(Material provided begins)

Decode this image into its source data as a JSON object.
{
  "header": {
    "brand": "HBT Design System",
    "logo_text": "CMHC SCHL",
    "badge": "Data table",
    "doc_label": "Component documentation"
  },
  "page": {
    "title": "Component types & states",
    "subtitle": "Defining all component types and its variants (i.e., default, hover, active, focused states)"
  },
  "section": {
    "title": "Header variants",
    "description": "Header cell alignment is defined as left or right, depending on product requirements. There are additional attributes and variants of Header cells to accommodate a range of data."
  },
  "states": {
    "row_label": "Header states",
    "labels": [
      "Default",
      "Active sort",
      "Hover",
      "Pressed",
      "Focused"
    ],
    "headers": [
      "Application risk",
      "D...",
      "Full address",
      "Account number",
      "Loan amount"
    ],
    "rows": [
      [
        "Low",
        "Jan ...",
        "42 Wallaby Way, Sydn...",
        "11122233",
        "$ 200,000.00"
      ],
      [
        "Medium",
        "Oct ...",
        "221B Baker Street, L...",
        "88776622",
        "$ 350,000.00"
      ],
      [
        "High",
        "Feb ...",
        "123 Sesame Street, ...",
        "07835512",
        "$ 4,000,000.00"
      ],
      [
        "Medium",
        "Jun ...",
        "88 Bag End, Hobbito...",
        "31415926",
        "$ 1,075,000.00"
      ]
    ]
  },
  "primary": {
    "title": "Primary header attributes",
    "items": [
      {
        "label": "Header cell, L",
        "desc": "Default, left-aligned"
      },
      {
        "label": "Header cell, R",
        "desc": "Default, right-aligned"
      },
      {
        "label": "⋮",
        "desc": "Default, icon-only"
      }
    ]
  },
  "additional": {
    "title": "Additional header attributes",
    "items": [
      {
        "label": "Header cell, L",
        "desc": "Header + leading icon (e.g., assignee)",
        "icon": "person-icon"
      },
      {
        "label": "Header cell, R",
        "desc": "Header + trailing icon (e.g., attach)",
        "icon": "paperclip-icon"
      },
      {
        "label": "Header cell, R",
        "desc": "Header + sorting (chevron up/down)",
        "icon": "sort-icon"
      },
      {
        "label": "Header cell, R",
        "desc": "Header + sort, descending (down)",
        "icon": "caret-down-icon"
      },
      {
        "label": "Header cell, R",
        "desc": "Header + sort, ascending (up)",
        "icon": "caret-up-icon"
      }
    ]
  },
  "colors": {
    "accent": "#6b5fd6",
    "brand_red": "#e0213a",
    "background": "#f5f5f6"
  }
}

(Material provided ends)

§ **Problem to solve**: Give back the entries exactly. Omit none of them.

§ **Output of the task**:
Decode this image into its source data as a JSON object.
{
  "header": {
    "brand": "HBT Design System",
    "logo_text": "CMHC SCHL",
    "badge": "Data table",
    "doc_label": "Component documentation"
  },
  "page": {
    "title": "Component types & states",
    "subtitle": "Defining all component types and its variants (i.e., default, hover, active, focused states)"
  },
  "section": {
    "title": "Header variants",
    "description": "Header cell alignment is defined as left or right, depending on product requirements. There are additional attributes and variants of Header cells to accommodate a range of data."
  },
  "states": {
    "row_label": "Header states",
    "labels": [
      "Default",
      "Active sort",
      "Hover",
      "Pressed",
      "Focused"
    ],
    "headers": [
      "Application risk",
      "D...",
      "Full address",
      "Account number",
      "Loan amount"
    ],
    "rows": [
      [
        "Low",
        "Jan ...",
        "42 Wallaby Way, Sydn...",
        "11122233",
        "$ 200,000.00"
      ],
      [
        "Medium",
        "Oct ...",
        "221B Baker Street, L...",
        "88776622",
        "$ 350,000.00"
      ],
      [
        "High",
        "Feb ...",
        "123 Sesame Street, ...",
        "07835512",
        "$ 4,000,000.00"
      ],
      [
        "Medium",
        "Jun ...",
        "88 Bag End, Hobbito...",
        "31415926",
        "$ 1,075,000.00"
      ]
    ]
  },
  "primary": {
    "title": "Primary header attributes",
    "items": [
      {
        "label": "Header cell, L",
        "desc": "Default, left-aligned"
      },
      {
        "label": "Header cell, R",
        "desc": "Default, right-aligned"
      },
      {
        "label": "⋮",
        "desc": "Default, icon-only"
      }
    ]
  },
  "additional": {
    "title": "Additional header attributes",
    "items": [
      {
        "label": "Header cell, L",
        "desc": "Header + leading icon (e.g., assignee)",
        "icon": "person-icon"
      },
      {
        "label": "Header cell, R",
        "desc": "Header + trailing icon (e.g., attach)",
        "icon": "paperclip-icon"
      },
      {
        "label": "Header cell, R",
        "desc": "Header + sorting (chevron up/down)",
        "icon": "sort-icon"
      },
      {
        "label": "Header cell, R",
        "desc": "Header + sort, descending (down)",
        "icon": "caret-down-icon"
      },
      {
        "label": "Header cell, R",
        "desc": "Header + sort, ascending (up)",
        "icon": "caret-up-icon"
      }
    ]
  },
  "colors": {
    "accent": "#6b5fd6",
    "brand_red": "#e0213a",
    "background": "#f5f5f6"
  }
}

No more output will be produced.